_EXTRAIT FOURNI_:
Méthodes de recherche
Une démarche de cartographie des concepts en groupe (CCG) a été utilisée pour conduire les travaux de recherche dans trois universités américaines afin d'étudier les facteurs affectant le changement organisationnel de manière durable dans les établissements d'enseignement supérieur. La CCG a été choisie en raison de son intégration innovante de méthodes mixtes toutes utiles pour capter l'expérience des personnes (méthodes qualitatives) et pour estimer les conceptualisations et les perceptions (méthodes statistiques multivariées). Le cadre méthodologique de la recherche comprenait six étapes principales : (1) la préparation ; (2) la génération d'idées ; (3) la structuration des idées en énoncés ; (4) l’analyse des cartes de concepts ; (5) l’interprétation des résultats ; et (6) l’utilisation et la mobilisation des résultats. La phrase d’accent définie comme le fil conducteur de l'étude était : « Un facteur critique de succès, tangible (p. ex. : les ressources) ou intangible (p. ex. : le leadership), ayant actuellement un impact sur un changement organisationnel durable (par exemple, l'utilisation du système, la structure organisationnelle, les engagements financiers) serait... ». Les idées ont été générées par des participantes, participants (n=53) activement engagés et désireux de faire part de leurs réflexions. Un groupe de discussion d’environ 90 minutes chacun a été conduit à chacun des trois sites de recherche. Après avoir transcrit les trois groupes de discussion et intégré leurs contenus, 80 énoncés ont été structurés pour refléter l’ensemble des idées proposées par les participants. Au total, n=71 participants des trois sites de recherche ont procédé au tri et à l'évaluation des énoncés lors de l'étape de structuration. Trois échelles de perception ont été estimées pour évaluer l'importance relative, la faisabilité et la pertinence de chaque élément en tant que facteur clé de succès. La validité externe des résultats a été établie lors d'une session de débriefing à laquelle ont pris part des participants (n=11) des trois sites de recherche. Les facteurs de succès identifiés peuvent guider les institutions à gérer le changement organisationnel de manière durable.
L'avis des professeurs
Les questions d’équité, de diversité et d'inclusion constituent l'un des plus grands défis du domaine de l'éducation étatsunienne et du contexte actuel aux États-Unis. Elles vont de pair avec le concept d'organisation polyphonique dont il est question dans cette thèse, et elles sont également essentielles à la réussite de toute initiative de changement organisationnel durable. Je suis heureuse de voir que ce lien critique est discuté (Professeure Khadija Al Arkoubi, membre du jury de thèse).

_À FAIRE_:
1. Selon l'extrait fourni, combien d'énoncés ont été structurés après la transcription et l'intégration des trois groupes de discussion ?
2. Recopiez à l'identique le passage de l'extrait fourni situé entre « L'avis des professeurs » et « jury de thèse). », ces deux bornes comprises.

Enregistrements d'annotation spatiale
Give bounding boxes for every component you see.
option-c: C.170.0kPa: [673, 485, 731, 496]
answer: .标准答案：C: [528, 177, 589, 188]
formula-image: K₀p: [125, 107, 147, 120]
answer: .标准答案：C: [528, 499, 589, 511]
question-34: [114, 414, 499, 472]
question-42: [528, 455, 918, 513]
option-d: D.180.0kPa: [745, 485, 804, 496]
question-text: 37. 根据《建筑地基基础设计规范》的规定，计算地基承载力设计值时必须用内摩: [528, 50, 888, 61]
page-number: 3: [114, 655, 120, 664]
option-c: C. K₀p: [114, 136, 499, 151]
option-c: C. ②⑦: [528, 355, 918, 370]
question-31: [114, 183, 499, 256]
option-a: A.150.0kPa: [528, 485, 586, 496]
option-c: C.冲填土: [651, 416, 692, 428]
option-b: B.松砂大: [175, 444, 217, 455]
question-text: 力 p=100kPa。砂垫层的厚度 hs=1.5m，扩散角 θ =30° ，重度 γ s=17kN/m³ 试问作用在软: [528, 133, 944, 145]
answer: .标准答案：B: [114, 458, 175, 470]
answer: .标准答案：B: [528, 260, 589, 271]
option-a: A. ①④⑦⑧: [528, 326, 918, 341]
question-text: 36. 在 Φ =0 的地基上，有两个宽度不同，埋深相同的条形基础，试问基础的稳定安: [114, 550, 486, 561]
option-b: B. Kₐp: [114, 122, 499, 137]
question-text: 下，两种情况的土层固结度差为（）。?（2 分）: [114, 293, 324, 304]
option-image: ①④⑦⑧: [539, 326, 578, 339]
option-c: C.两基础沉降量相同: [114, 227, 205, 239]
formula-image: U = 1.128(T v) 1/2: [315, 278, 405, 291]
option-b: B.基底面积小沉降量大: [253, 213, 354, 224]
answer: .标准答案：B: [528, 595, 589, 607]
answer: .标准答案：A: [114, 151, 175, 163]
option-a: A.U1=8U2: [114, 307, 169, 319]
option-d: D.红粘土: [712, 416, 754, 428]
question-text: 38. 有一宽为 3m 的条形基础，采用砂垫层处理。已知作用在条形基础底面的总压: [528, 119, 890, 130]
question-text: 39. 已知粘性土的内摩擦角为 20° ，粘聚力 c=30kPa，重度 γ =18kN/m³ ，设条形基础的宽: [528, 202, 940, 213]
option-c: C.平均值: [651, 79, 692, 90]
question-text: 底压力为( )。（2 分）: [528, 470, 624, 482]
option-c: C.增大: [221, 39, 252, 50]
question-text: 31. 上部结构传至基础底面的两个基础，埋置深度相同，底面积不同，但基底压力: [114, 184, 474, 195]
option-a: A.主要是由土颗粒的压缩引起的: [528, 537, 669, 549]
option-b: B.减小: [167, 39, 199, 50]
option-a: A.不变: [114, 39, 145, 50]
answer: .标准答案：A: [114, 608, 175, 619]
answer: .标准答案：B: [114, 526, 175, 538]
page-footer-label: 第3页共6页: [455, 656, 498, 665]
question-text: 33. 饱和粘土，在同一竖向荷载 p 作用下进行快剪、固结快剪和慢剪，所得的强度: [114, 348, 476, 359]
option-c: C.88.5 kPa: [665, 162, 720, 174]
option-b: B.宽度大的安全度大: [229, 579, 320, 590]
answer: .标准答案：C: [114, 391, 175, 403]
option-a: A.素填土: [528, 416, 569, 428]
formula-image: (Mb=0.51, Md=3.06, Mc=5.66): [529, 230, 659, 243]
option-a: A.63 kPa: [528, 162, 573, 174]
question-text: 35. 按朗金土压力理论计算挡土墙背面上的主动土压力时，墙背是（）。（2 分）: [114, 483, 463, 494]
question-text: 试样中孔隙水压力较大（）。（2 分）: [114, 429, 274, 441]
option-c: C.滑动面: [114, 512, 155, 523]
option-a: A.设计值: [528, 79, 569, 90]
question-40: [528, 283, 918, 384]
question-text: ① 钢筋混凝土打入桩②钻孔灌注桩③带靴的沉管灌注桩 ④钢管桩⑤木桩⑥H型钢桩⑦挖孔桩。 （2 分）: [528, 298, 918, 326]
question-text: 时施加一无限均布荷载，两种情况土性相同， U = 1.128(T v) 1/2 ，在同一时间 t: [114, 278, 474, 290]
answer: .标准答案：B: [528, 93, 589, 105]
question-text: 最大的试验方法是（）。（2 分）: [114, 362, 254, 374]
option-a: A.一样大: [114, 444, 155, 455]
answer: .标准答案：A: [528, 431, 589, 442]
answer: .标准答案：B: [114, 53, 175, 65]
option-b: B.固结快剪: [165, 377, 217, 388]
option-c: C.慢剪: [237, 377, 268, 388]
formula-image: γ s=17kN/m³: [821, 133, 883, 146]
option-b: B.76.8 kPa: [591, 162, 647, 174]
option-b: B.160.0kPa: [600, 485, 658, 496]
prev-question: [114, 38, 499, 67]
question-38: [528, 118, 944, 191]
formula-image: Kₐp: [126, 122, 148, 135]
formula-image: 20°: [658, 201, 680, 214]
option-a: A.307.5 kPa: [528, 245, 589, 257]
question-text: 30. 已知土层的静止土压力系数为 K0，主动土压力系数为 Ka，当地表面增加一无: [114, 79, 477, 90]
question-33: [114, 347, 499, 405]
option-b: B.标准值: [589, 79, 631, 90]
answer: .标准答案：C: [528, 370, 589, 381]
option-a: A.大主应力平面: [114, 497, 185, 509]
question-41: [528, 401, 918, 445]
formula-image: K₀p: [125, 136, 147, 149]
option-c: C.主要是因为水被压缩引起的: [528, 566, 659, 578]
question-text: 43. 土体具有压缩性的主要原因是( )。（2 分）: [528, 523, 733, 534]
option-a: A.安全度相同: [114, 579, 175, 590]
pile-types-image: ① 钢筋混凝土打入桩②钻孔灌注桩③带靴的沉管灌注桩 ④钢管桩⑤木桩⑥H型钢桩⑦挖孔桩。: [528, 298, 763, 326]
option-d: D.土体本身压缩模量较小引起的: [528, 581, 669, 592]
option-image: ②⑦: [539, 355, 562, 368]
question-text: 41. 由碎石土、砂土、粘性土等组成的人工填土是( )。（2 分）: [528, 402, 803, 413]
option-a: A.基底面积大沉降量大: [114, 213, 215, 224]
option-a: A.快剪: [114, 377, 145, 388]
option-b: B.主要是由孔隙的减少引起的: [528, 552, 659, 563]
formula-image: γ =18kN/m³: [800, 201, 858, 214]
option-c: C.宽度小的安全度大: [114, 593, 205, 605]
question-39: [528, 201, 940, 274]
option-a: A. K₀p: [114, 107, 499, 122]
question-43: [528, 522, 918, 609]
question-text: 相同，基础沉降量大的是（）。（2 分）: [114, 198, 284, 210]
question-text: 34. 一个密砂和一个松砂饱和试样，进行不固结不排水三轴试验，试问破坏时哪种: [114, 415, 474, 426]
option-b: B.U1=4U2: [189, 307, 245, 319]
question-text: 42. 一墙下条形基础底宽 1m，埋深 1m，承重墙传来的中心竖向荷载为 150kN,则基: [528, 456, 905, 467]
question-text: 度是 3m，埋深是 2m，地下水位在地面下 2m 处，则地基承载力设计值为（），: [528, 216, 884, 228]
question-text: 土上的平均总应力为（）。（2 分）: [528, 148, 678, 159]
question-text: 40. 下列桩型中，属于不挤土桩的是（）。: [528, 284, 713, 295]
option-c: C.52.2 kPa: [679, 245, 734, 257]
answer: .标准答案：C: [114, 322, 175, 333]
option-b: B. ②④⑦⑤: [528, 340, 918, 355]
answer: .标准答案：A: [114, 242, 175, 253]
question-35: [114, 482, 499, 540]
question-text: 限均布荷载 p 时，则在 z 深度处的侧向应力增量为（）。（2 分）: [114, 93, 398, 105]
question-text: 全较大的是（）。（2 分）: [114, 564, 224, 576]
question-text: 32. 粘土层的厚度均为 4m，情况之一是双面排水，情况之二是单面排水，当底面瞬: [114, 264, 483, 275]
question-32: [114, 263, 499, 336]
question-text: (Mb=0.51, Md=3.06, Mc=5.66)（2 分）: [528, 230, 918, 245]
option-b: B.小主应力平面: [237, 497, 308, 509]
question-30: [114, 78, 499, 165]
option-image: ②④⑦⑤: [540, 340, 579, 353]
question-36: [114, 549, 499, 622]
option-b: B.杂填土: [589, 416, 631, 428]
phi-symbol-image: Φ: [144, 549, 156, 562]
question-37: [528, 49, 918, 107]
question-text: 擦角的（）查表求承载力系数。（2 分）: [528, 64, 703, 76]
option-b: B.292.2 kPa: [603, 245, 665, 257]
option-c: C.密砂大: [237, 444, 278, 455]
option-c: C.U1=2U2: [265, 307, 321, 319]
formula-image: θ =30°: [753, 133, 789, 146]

_RÉPONSES DANS L'ORDRE_:
1. 80 énoncés.

2.
L'avis des professeurs
Les questions d’équité, de diversité et d'inclusion constituent l'un des plus grands défis du domaine de l'éducation étatsunienne et du contexte actuel aux États-Unis. Elles vont de pair avec le concept d'organisation polyphonique dont il est question dans cette thèse, et elles sont également essentielles à la réussite de toute initiative de changement organisationnel durable. Je suis heureuse de voir que ce lien critique est discuté (Professeure Khadija Al Arkoubi, membre du jury de thèse).